■ **Exercise brief**:
State the number of lines where "text" appears. Add nothing else.

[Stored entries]

━━━━━━━━

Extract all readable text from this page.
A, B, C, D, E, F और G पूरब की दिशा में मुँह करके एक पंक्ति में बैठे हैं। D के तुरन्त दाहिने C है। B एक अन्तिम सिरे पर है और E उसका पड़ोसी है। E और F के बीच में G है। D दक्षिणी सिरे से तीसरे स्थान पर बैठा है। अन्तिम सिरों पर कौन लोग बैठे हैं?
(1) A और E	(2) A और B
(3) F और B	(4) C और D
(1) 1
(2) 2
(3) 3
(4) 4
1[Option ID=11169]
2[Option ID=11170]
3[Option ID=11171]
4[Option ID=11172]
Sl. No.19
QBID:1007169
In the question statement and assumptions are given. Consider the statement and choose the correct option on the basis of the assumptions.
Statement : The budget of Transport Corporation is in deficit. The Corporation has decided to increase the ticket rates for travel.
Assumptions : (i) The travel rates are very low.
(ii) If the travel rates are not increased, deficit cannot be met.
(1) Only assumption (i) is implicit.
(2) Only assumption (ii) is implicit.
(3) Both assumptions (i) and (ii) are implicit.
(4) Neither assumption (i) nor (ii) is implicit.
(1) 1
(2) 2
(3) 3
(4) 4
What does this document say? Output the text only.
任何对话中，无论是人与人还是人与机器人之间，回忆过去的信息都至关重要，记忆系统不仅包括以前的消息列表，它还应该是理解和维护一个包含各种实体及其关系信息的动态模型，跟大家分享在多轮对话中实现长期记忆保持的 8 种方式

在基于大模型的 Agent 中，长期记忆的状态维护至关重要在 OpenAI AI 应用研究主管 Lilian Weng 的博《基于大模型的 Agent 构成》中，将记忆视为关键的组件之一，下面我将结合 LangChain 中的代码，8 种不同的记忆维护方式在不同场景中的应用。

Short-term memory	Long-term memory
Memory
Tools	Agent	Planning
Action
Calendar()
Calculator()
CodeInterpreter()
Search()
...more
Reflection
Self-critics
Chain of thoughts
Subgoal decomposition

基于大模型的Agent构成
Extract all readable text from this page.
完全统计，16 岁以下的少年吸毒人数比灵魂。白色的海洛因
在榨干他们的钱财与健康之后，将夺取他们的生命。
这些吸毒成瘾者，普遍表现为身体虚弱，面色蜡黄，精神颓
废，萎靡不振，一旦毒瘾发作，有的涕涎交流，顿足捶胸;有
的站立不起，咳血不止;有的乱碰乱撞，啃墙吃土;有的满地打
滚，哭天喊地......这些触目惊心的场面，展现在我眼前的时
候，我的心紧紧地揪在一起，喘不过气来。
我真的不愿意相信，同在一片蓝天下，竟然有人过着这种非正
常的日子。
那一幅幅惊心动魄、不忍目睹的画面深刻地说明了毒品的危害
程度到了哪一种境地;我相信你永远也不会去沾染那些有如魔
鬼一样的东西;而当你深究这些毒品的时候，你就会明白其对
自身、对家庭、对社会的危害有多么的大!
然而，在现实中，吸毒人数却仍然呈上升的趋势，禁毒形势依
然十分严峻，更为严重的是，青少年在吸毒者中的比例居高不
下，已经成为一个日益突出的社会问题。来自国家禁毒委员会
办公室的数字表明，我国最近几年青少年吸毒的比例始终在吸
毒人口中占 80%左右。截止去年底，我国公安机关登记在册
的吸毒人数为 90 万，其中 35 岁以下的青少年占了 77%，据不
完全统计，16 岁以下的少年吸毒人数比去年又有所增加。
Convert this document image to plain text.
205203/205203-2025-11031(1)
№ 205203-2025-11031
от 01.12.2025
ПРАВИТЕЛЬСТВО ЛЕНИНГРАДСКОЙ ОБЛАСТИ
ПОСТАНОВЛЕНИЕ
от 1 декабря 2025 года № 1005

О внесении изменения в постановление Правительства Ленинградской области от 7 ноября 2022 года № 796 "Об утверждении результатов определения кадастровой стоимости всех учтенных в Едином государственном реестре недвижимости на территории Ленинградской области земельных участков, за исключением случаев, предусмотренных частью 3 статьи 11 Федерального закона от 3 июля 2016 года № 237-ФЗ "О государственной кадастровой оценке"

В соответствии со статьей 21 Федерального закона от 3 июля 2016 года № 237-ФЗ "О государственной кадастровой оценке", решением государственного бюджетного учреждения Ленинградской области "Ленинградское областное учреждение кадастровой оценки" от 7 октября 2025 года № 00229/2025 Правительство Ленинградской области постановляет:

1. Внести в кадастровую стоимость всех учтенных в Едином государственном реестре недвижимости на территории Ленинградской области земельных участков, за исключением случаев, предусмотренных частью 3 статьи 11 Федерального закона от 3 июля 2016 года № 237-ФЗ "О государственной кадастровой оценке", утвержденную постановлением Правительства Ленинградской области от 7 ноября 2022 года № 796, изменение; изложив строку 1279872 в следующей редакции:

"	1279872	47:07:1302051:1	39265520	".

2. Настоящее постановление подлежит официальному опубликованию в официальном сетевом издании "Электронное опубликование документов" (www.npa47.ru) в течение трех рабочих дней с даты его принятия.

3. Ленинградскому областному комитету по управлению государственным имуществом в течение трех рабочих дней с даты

━━━━━━━━

■ **Solution below**:
4